» Objective
Reproduce the entire listing word for word.

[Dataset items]
== == ==
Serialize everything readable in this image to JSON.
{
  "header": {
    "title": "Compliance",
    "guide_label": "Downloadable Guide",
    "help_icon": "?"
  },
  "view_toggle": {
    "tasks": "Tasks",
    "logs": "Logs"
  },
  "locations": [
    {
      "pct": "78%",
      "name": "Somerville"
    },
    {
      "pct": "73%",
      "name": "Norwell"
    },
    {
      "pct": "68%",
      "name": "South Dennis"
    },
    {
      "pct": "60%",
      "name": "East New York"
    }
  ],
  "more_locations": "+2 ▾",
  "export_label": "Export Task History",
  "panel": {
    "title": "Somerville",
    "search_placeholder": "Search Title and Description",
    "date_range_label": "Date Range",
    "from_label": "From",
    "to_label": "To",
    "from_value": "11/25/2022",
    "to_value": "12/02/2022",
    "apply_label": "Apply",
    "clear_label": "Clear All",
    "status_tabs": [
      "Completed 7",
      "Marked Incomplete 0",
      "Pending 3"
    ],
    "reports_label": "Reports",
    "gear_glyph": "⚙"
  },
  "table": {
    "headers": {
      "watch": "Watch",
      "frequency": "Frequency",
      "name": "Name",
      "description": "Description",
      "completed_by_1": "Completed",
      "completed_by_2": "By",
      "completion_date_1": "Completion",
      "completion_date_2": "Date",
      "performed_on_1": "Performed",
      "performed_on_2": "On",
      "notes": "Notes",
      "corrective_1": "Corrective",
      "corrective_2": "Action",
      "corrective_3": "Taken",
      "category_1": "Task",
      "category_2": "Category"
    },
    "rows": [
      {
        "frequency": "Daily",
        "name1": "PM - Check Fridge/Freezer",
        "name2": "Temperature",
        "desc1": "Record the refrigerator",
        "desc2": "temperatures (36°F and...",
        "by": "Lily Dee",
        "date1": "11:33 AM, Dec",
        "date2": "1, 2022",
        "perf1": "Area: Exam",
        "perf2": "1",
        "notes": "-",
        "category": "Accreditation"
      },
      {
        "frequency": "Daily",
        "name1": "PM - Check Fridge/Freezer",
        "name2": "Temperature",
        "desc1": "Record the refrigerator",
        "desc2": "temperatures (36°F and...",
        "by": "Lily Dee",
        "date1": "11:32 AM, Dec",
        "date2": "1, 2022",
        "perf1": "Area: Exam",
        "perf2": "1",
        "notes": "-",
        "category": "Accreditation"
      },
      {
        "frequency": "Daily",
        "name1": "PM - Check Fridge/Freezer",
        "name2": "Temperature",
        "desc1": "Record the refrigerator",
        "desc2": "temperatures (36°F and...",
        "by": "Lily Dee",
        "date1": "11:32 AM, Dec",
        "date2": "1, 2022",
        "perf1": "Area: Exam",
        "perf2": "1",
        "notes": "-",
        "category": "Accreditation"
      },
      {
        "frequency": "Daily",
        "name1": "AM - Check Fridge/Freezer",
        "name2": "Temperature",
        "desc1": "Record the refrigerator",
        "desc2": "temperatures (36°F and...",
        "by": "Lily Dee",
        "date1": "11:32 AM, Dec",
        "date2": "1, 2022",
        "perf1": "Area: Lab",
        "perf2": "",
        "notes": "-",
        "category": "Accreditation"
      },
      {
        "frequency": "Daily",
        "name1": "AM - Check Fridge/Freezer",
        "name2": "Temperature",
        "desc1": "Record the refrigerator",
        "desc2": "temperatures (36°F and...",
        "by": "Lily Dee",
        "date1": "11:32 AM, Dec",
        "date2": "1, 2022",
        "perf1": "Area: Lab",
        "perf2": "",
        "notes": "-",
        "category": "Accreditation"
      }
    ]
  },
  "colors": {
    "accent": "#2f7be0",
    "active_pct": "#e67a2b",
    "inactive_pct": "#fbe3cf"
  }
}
== == ==
» Result of this exercise
Serialize everything readable in this image to JSON.
{
  "header": {
    "title": "Compliance",
    "guide_label": "Downloadable Guide",
    "help_icon": "?"
  },
  "view_toggle": {
    "tasks": "Tasks",
    "logs": "Logs"
  },
  "locations": [
    {
      "pct": "78%",
      "name": "Somerville"
    },
    {
      "pct": "73%",
      "name": "Norwell"
    },
    {
      "pct": "68%",
      "name": "South Dennis"
    },
    {
      "pct": "60%",
      "name": "East New York"
    }
  ],
  "more_locations": "+2 ▾",
  "export_label": "Export Task History",
  "panel": {
    "title": "Somerville",
    "search_placeholder": "Search Title and Description",
    "date_range_label": "Date Range",
    "from_label": "From",
    "to_label": "To",
    "from_value": "11/25/2022",
    "to_value": "12/02/2022",
    "apply_label": "Apply",
    "clear_label": "Clear All",
    "status_tabs": [
      "Completed 7",
      "Marked Incomplete 0",
      "Pending 3"
    ],
    "reports_label": "Reports",
    "gear_glyph": "⚙"
  },
  "table": {
    "headers": {
      "watch": "Watch",
      "frequency": "Frequency",
      "name": "Name",
      "description": "Description",
      "completed_by_1": "Completed",
      "completed_by_2": "By",
      "completion_date_1": "Completion",
      "completion_date_2": "Date",
      "performed_on_1": "Performed",
      "performed_on_2": "On",
      "notes": "Notes",
      "corrective_1": "Corrective",
      "corrective_2": "Action",
      "corrective_3": "Taken",
      "category_1": "Task",
      "category_2": "Category"
    },
    "rows": [
      {
        "frequency": "Daily",
        "name1": "PM - Check Fridge/Freezer",
        "name2": "Temperature",
        "desc1": "Record the refrigerator",
        "desc2": "temperatures (36°F and...",
        "by": "Lily Dee",
        "date1": "11:33 AM, Dec",
        "date2": "1, 2022",
        "perf1": "Area: Exam",
        "perf2": "1",
        "notes": "-",
        "category": "Accreditation"
      },
      {
        "frequency": "Daily",
        "name1": "PM - Check Fridge/Freezer",
        "name2": "Temperature",
        "desc1": "Record the refrigerator",
        "desc2": "temperatures (36°F and...",
        "by": "Lily Dee",
        "date1": "11:32 AM, Dec",
        "date2": "1, 2022",
        "perf1": "Area: Exam",
        "perf2": "1",
        "notes": "-",
        "category": "Accreditation"
      },
      {
        "frequency": "Daily",
        "name1": "PM - Check Fridge/Freezer",
        "name2": "Temperature",
        "desc1": "Record the refrigerator",
        "desc2": "temperatures (36°F and...",
        "by": "Lily Dee",
        "date1": "11:32 AM, Dec",
        "date2": "1, 2022",
        "perf1": "Area: Exam",
        "perf2": "1",
        "notes": "-",
        "category": "Accreditation"
      },
      {
        "frequency": "Daily",
        "name1": "AM - Check Fridge/Freezer",
        "name2": "Temperature",
        "desc1": "Record the refrigerator",
        "desc2": "temperatures (36°F and...",
        "by": "Lily Dee",
        "date1": "11:32 AM, Dec",
        "date2": "1, 2022",
        "perf1": "Area: Lab",
        "perf2": "",
        "notes": "-",
        "category": "Accreditation"
      },
      {
        "frequency": "Daily",
        "name1": "AM - Check Fridge/Freezer",
        "name2": "Temperature",
        "desc1": "Record the refrigerator",
        "desc2": "temperatures (36°F and...",
        "by": "Lily Dee",
        "date1": "11:32 AM, Dec",
        "date2": "1, 2022",
        "perf1": "Area: Lab",
        "perf2": "",
        "notes": "-",
        "category": "Accreditation"
      }
    ]
  },
  "colors": {
    "accent": "#2f7be0",
    "active_pct": "#e67a2b",
    "inactive_pct": "#fbe3cf"
  }
}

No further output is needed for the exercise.